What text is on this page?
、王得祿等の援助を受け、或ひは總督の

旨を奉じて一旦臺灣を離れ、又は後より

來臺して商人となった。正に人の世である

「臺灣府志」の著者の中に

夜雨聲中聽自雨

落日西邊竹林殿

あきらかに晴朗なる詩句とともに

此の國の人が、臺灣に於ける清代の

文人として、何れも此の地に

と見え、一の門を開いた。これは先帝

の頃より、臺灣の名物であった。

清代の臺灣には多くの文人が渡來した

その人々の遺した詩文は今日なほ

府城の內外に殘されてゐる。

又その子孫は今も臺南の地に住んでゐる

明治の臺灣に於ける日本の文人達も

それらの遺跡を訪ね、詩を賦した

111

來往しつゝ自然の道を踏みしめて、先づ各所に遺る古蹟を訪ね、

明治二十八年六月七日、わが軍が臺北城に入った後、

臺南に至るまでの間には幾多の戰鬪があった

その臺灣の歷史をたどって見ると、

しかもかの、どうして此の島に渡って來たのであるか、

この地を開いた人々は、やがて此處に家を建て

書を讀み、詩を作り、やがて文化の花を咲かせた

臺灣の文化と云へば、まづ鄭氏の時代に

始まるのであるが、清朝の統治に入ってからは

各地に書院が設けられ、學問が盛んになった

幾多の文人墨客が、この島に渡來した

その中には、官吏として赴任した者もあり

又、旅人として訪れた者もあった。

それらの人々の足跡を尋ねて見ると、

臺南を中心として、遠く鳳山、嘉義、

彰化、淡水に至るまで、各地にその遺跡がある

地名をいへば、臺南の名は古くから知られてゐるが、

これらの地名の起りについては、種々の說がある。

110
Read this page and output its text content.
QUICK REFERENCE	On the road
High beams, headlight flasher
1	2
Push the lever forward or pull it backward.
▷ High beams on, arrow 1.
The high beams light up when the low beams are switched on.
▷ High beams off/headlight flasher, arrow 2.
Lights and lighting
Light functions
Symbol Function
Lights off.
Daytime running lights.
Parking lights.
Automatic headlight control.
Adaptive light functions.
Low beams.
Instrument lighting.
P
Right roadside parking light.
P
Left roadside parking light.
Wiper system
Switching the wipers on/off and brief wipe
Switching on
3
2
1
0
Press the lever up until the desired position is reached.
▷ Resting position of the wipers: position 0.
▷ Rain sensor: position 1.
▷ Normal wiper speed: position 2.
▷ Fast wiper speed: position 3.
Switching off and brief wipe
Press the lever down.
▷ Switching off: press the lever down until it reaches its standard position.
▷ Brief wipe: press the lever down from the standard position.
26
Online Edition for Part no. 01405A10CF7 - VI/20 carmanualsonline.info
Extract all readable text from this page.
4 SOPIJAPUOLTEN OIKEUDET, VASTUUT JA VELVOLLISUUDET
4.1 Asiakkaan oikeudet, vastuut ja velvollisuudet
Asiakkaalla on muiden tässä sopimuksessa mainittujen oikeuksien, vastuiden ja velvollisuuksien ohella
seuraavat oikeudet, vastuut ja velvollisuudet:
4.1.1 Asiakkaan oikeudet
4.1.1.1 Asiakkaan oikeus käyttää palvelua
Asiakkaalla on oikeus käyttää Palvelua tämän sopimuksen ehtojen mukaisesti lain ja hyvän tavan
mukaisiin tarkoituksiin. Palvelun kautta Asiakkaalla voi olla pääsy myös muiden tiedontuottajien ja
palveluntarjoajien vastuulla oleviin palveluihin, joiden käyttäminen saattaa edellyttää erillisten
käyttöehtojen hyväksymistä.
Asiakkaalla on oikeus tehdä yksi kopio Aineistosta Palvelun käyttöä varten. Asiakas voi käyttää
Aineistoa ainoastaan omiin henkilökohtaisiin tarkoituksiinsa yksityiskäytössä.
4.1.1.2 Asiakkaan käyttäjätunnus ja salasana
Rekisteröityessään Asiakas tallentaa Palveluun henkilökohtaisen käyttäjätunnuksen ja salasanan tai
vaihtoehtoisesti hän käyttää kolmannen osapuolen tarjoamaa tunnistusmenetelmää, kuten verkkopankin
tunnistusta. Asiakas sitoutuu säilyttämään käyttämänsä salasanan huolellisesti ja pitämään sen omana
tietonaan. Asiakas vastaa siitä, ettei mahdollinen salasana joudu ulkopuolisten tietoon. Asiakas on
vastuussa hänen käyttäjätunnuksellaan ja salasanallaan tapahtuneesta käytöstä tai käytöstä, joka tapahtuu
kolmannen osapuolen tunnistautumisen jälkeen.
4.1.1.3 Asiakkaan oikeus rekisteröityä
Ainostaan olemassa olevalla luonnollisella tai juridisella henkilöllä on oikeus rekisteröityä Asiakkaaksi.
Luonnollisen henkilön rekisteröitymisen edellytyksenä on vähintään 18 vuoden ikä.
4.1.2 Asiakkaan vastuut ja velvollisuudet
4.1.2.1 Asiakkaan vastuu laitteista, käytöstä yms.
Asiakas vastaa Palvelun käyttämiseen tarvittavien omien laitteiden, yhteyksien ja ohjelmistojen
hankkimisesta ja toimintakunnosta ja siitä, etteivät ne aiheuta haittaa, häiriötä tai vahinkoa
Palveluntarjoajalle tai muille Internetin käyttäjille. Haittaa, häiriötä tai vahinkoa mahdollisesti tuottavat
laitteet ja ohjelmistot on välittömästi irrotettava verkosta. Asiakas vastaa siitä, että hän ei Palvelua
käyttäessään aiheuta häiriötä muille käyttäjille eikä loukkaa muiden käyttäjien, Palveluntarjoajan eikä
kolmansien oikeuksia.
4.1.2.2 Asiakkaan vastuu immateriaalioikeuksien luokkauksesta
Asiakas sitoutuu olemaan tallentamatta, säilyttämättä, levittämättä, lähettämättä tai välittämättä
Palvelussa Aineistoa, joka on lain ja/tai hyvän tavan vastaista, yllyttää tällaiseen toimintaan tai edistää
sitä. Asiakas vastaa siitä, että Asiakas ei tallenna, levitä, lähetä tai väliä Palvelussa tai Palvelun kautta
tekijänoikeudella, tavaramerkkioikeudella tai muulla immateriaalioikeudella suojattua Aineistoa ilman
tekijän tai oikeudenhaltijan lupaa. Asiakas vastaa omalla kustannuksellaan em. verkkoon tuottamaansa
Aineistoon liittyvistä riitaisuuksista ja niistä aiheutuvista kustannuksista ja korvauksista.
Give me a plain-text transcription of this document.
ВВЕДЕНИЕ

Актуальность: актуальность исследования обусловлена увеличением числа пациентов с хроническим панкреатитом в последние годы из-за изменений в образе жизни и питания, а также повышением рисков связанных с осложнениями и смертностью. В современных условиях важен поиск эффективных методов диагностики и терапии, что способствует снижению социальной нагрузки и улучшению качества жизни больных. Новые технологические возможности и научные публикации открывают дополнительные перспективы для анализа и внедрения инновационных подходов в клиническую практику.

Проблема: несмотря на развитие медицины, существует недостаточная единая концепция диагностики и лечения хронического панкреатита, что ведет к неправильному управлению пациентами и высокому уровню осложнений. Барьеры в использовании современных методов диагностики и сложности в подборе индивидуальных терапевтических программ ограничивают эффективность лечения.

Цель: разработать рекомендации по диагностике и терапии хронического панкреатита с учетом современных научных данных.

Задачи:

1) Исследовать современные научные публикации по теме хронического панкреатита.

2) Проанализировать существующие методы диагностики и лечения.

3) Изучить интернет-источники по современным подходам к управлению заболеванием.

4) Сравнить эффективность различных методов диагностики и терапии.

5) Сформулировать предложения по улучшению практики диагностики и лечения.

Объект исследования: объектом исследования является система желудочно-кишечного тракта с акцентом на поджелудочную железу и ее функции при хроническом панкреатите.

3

■ **SHORT PROBLEM**
Using the records above, copy every line that has the word "kolmannen" in it.

■ **SOLUTION FOR THIS EXERCISE**
vaihtoehtoisesti hän käyttää kolmannen osapuolen tarjoamaa tunnistusmenetelmää, kuten verkkopankin
kolmannen osapuolen tunnistautumisen jälkeen.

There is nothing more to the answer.